_Collected data_.
--- START ---

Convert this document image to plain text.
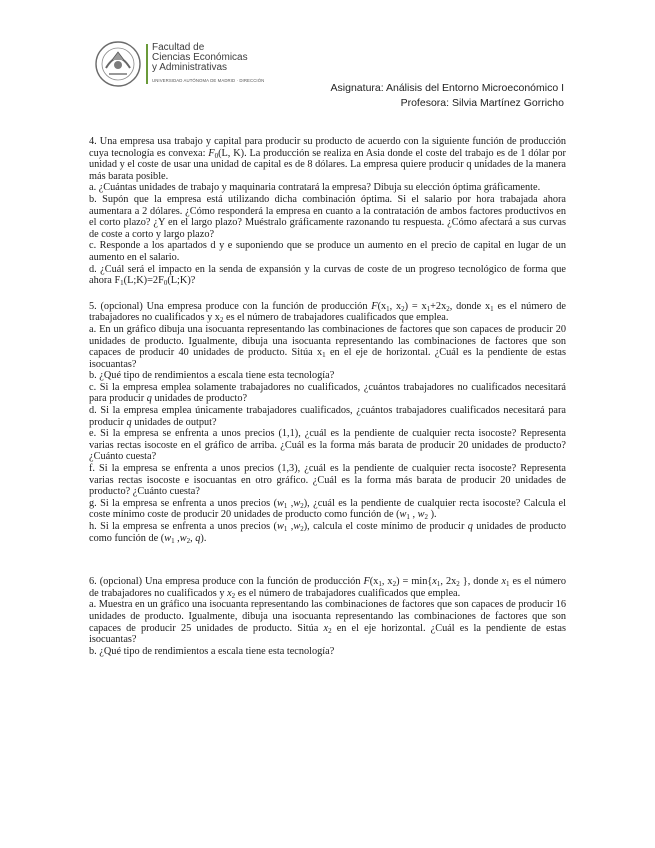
Facultad de
Ciencias Económicas
y Administrativas
UNIVERSIDAD AUTÓNOMA DE MADRID · DIRECCIÓN
Asignatura: Análisis del Entorno Microeconómico I
Profesora: Silvia Martínez Gorricho

4. Una empresa usa trabajo y capital para producir su producto de acuerdo con la siguiente función de producción cuya tecnología es convexa: $F_0(L$, K). La producción se realiza en Asia donde el coste del trabajo es de 1 dólar por unidad y el coste de usar una unidad de capital es de 8 dólares. La empresa quiere producir q unidades de la manera más barata posible.

a. ¿Cuántas unidades de trabajo y maquinaria contratará la empresa? Dibuja su elección óptima gráficamente.

b. Supón que la empresa está utilizando dicha combinación óptima. Si el salario por hora trabajada ahora aumentara a 2 dólares. ¿Cómo responderá la empresa en cuanto a la contratación de ambos factores productivos en el corto plazo? ¿Y en el largo plazo? Muéstralo gráficamente razonando tu respuesta. ¿Cómo afectará a sus curvas de coste a corto y largo plazo?

c. Responde a los apartados d y e suponiendo que se produce un aumento en el precio de capital en lugar de un aumento en el salario.

d. ¿Cuál será el impacto en la senda de expansión y la curvas de coste de un progreso tecnológico de forma que ahora $F_1(L;K)=2F_0(L;K)$?

5. (opcional) Una empresa produce con la función de producción $F(x_1$, $x_2) = x_1+2x_2$, donde $x_1$ es el número de trabajadores no cualificados y $x_2$ es el número de trabajadores cualificados que emplea.

a. En un gráfico dibuja una isocuanta representando las combinaciones de factores que son capaces de producir 20 unidades de producto. Igualmente, dibuja una isocuanta representando las combinaciones de factores que son capaces de producir 40 unidades de producto. Sitúa $x_1$ en el eje de horizontal. ¿Cuál es la pendiente de estas isocuantas?

b. ¿Qué tipo de rendimientos a escala tiene esta tecnología?

c. Si la empresa emplea solamente trabajadores no cualificados, ¿cuántos trabajadores no cualificados necesitará para producir q unidades de producto?

d. Si la empresa emplea únicamente trabajadores cualificados, ¿cuántos trabajadores cualificados necesitará para producir q unidades de output?

e. Si la empresa se enfrenta a unos precios (1,1), ¿cuál es la pendiente de cualquier recta isocoste? Representa varias rectas isocoste en el gráfico de arriba. ¿Cuál es la forma más barata de producir 20 unidades de producto? ¿Cuánto cuesta?

f. Si la empresa se enfrenta a unos precios (1,3), ¿cuál es la pendiente de cualquier recta isocoste? Representa varias rectas isocoste e isocuantas en otro gráfico. ¿Cuál es la forma más barata de producir 20 unidades de producto? ¿Cuánto cuesta?

g. Si la empresa se enfrenta a unos precios ($w_1$ $,w_2$), ¿cuál es la pendiente de cualquier recta isocoste? Calcula el coste mínimo coste de producir 20 unidades de producto como función de ($w_1$ , $w_2$ ).

h. Si la empresa se enfrenta a unos precios ($w_1$ $,w_2$), calcula el coste mínimo de producir q unidades de producto como función de ($w_1$ $,w_2$, q).

6. (opcional) Una empresa produce con la función de producción $F(x_1$, $x_2) = \min\{x_1$, $2x_2$ }, donde $x_1$ es el número de trabajadores no cualificados y $x_2$ es el número de trabajadores cualificados que emplea.

a. Muestra en un gráfico una isocuanta representando las combinaciones de factores que son capaces de producir 16 unidades de producto. Igualmente, dibuja una isocuanta representando las combinaciones de factores que son capaces de producir 25 unidades de producto. Sitúa $x_2$ en el eje horizontal. ¿Cuál es la pendiente de estas isocuantas?

b. ¿Qué tipo de rendimientos a escala tiene esta tecnología?
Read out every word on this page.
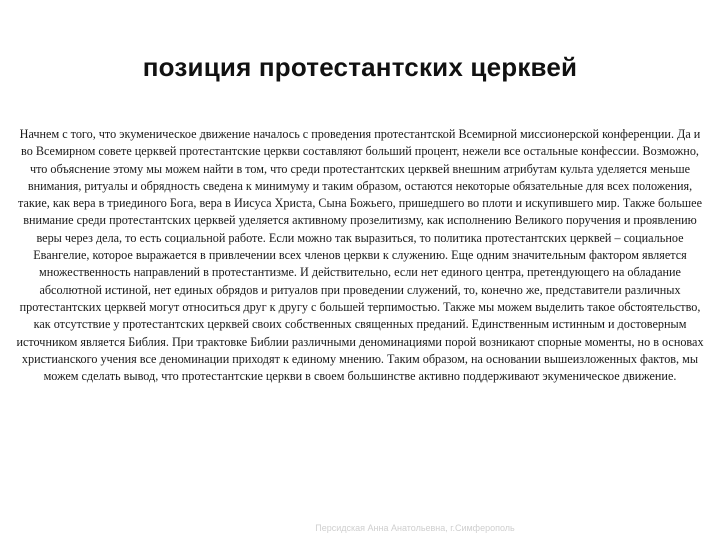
позиция протестантских церквей

Начнем с того, что экуменическое движение началось с проведения протестантской Всемирной миссионерской конференции. Да и во Всемирном совете церквей протестантские церкви составляют больший процент, нежели все остальные конфессии. Возможно, что объяснение этому мы можем найти в том, что среди протестантских церквей внешним атрибутам культа уделяется меньше внимания, ритуалы и обрядность сведена к минимуму и таким образом, остаются некоторые обязательные для всех положения, такие, как вера в триединого Бога, вера в Иисуса Христа, Сына Божьего, пришедшего во плоти и искупившего мир. Также большее внимание среди протестантских церквей уделяется активному прозелитизму, как исполнению Великого поручения и проявлению веры через дела, то есть социальной работе. Если можно так выразиться, то политика протестантских церквей – социальное Евангелие, которое выражается в привлечении всех членов церкви к служению. Еще одним значительным фактором является множественность направлений в протестантизме. И действительно, если нет единого центра, претендующего на обладание абсолютной истиной, нет единых обрядов и ритуалов при проведении служений, то, конечно же, представители различных протестантских церквей могут относиться друг к другу с большей терпимостью. Также мы можем выделить такое обстоятельство, как отсутствие у протестантских церквей своих собственных священных преданий. Единственным истинным и достоверным источником является Библия. При трактовке Библии различными деноминациями порой возникают спорные моменты, но в основах христианского учения все деноминации приходят к единому мнению. Таким образом, на основании вышеизложенных фактов, мы можем сделать вывод, что протестантские церкви в своем большинстве активно поддерживают экуменическое движение.

Персидская Анна Анатольевна, г.Симферополь
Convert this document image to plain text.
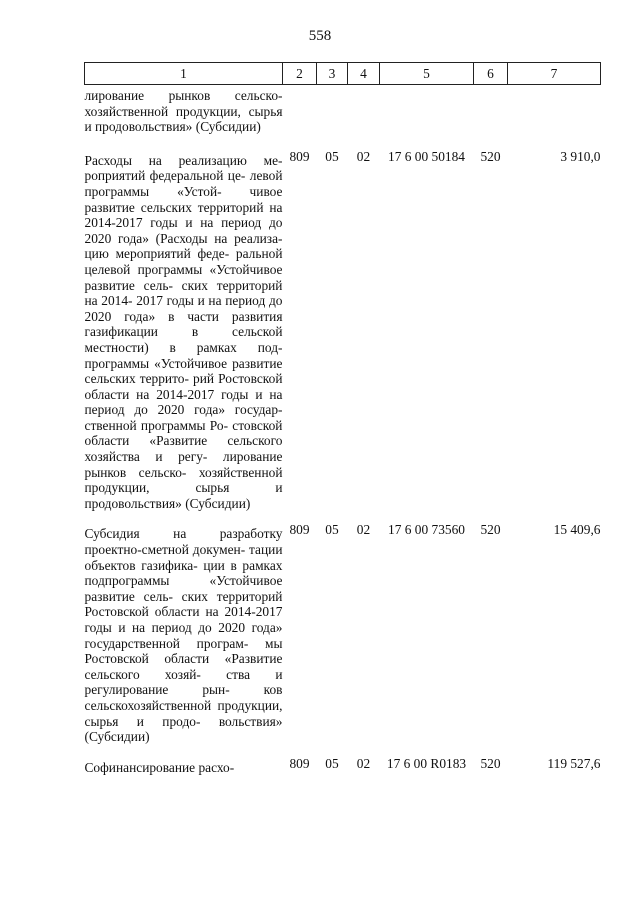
558
1	2	3	4	5	6	7
лирование рынков сельско- хозяйственной продукции, сырья и продовольствия» (Субсидии)						
Расходы на реализацию ме- роприятий федеральной це- левой программы «Устой- чивое развитие сельских территорий на 2014-2017 годы и на период до 2020 года» (Расходы на реализа- цию мероприятий феде- ральной целевой программы «Устойчивое развитие сель- ских территорий на 2014- 2017 годы и на период до 2020 года» в части развития газификации в сельской местности) в рамках под- программы «Устойчивое развитие сельских террито- рий Ростовской области на 2014-2017 годы и на период до 2020 года» государ- ственной программы Ро- стовской области «Развитие сельского хозяйства и регу- лирование рынков сельско- хозяйственной продукции, сырья и продовольствия» (Субсидии)	809	05	02	17 6 00 50184	520	3 910,0
Субсидия на разработку проектно-сметной докумен- тации объектов газифика- ции в рамках подпрограммы «Устойчивое развитие сель- ских территорий Ростовской области на 2014-2017 годы и на период до 2020 года» государственной програм- мы Ростовской области «Развитие сельского хозяй- ства и регулирование рын- ков сельскохозяйственной продукции, сырья и продо- вольствия» (Субсидии)	809	05	02	17 6 00 73560	520	15 409,6
Софинансирование расхо-	809	05	02	17 6 00 R0183	520	119 527,6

--- END ---

_Challenge_. Quote every line of the records above exactly; no picture is to be copied.

_Response_.
Convert this document image to plain text.
Facultad de
Ciencias Económicas
y Administrativas
UNIVERSIDAD AUTÓNOMA DE MADRID · DIRECCIÓN
Asignatura: Análisis del Entorno Microeconómico I
Profesora: Silvia Martínez Gorricho

4. Una empresa usa trabajo y capital para producir su producto de acuerdo con la siguiente función de producción cuya tecnología es convexa: $F_0(L$, K). La producción se realiza en Asia donde el coste del trabajo es de 1 dólar por unidad y el coste de usar una unidad de capital es de 8 dólares. La empresa quiere producir q unidades de la manera más barata posible.

a. ¿Cuántas unidades de trabajo y maquinaria contratará la empresa? Dibuja su elección óptima gráficamente.

b. Supón que la empresa está utilizando dicha combinación óptima. Si el salario por hora trabajada ahora aumentara a 2 dólares. ¿Cómo responderá la empresa en cuanto a la contratación de ambos factores productivos en el corto plazo? ¿Y en el largo plazo? Muéstralo gráficamente razonando tu respuesta. ¿Cómo afectará a sus curvas de coste a corto y largo plazo?

c. Responde a los apartados d y e suponiendo que se produce un aumento en el precio de capital en lugar de un aumento en el salario.

d. ¿Cuál será el impacto en la senda de expansión y la curvas de coste de un progreso tecnológico de forma que ahora $F_1(L;K)=2F_0(L;K)$?

5. (opcional) Una empresa produce con la función de producción $F(x_1$, $x_2) = x_1+2x_2$, donde $x_1$ es el número de trabajadores no cualificados y $x_2$ es el número de trabajadores cualificados que emplea.

a. En un gráfico dibuja una isocuanta representando las combinaciones de factores que son capaces de producir 20 unidades de producto. Igualmente, dibuja una isocuanta representando las combinaciones de factores que son capaces de producir 40 unidades de producto. Sitúa $x_1$ en el eje de horizontal. ¿Cuál es la pendiente de estas isocuantas?

b. ¿Qué tipo de rendimientos a escala tiene esta tecnología?

c. Si la empresa emplea solamente trabajadores no cualificados, ¿cuántos trabajadores no cualificados necesitará para producir q unidades de producto?

d. Si la empresa emplea únicamente trabajadores cualificados, ¿cuántos trabajadores cualificados necesitará para producir q unidades de output?

e. Si la empresa se enfrenta a unos precios (1,1), ¿cuál es la pendiente de cualquier recta isocoste? Representa varias rectas isocoste en el gráfico de arriba. ¿Cuál es la forma más barata de producir 20 unidades de producto? ¿Cuánto cuesta?

f. Si la empresa se enfrenta a unos precios (1,3), ¿cuál es la pendiente de cualquier recta isocoste? Representa varias rectas isocoste e isocuantas en otro gráfico. ¿Cuál es la forma más barata de producir 20 unidades de producto? ¿Cuánto cuesta?

g. Si la empresa se enfrenta a unos precios ($w_1$ $,w_2$), ¿cuál es la pendiente de cualquier recta isocoste? Calcula el coste mínimo coste de producir 20 unidades de producto como función de ($w_1$ , $w_2$ ).

h. Si la empresa se enfrenta a unos precios ($w_1$ $,w_2$), calcula el coste mínimo de producir q unidades de producto como función de ($w_1$ $,w_2$, q).

6. (opcional) Una empresa produce con la función de producción $F(x_1$, $x_2) = \min\{x_1$, $2x_2$ }, donde $x_1$ es el número de trabajadores no cualificados y $x_2$ es el número de trabajadores cualificados que emplea.

a. Muestra en un gráfico una isocuanta representando las combinaciones de factores que son capaces de producir 16 unidades de producto. Igualmente, dibuja una isocuanta representando las combinaciones de factores que son capaces de producir 25 unidades de producto. Sitúa $x_2$ en el eje horizontal. ¿Cuál es la pendiente de estas isocuantas?

b. ¿Qué tipo de rendimientos a escala tiene esta tecnología?
Read out every word on this page.
позиция протестантских церквей

Начнем с того, что экуменическое движение началось с проведения протестантской Всемирной миссионерской конференции. Да и во Всемирном совете церквей протестантские церкви составляют больший процент, нежели все остальные конфессии. Возможно, что объяснение этому мы можем найти в том, что среди протестантских церквей внешним атрибутам культа уделяется меньше внимания, ритуалы и обрядность сведена к минимуму и таким образом, остаются некоторые обязательные для всех положения, такие, как вера в триединого Бога, вера в Иисуса Христа, Сына Божьего, пришедшего во плоти и искупившего мир. Также большее внимание среди протестантских церквей уделяется активному прозелитизму, как исполнению Великого поручения и проявлению веры через дела, то есть социальной работе. Если можно так выразиться, то политика протестантских церквей – социальное Евангелие, которое выражается в привлечении всех членов церкви к служению. Еще одним значительным фактором является множественность направлений в протестантизме. И действительно, если нет единого центра, претендующего на обладание абсолютной истиной, нет единых обрядов и ритуалов при проведении служений, то, конечно же, представители различных протестантских церквей могут относиться друг к другу с большей терпимостью. Также мы можем выделить такое обстоятельство, как отсутствие у протестантских церквей своих собственных священных преданий. Единственным истинным и достоверным источником является Библия. При трактовке Библии различными деноминациями порой возникают спорные моменты, но в основах христианского учения все деноминации приходят к единому мнению. Таким образом, на основании вышеизложенных фактов, мы можем сделать вывод, что протестантские церкви в своем большинстве активно поддерживают экуменическое движение.

Персидская Анна Анатольевна, г.Симферополь
Convert this document image to plain text.
558
1	2	3	4	5	6	7
лирование рынков сельско- хозяйственной продукции, сырья и продовольствия» (Субсидии)						
Расходы на реализацию ме- роприятий федеральной це- левой программы «Устой- чивое развитие сельских территорий на 2014-2017 годы и на период до 2020 года» (Расходы на реализа- цию мероприятий феде- ральной целевой программы «Устойчивое развитие сель- ских территорий на 2014- 2017 годы и на период до 2020 года» в части развития газификации в сельской местности) в рамках под- программы «Устойчивое развитие сельских террито- рий Ростовской области на 2014-2017 годы и на период до 2020 года» государ- ственной программы Ро- стовской области «Развитие сельского хозяйства и регу- лирование рынков сельско- хозяйственной продукции, сырья и продовольствия» (Субсидии)	809	05	02	17 6 00 50184	520	3 910,0
Субсидия на разработку проектно-сметной докумен- тации объектов газифика- ции в рамках подпрограммы «Устойчивое развитие сель- ских территорий Ростовской области на 2014-2017 годы и на период до 2020 года» государственной програм- мы Ростовской области «Развитие сельского хозяй- ства и регулирование рын- ков сельскохозяйственной продукции, сырья и продо- вольствия» (Субсидии)	809	05	02	17 6 00 73560	520	15 409,6
Софинансирование расхо-	809	05	02	17 6 00 R0183	520	119 527,6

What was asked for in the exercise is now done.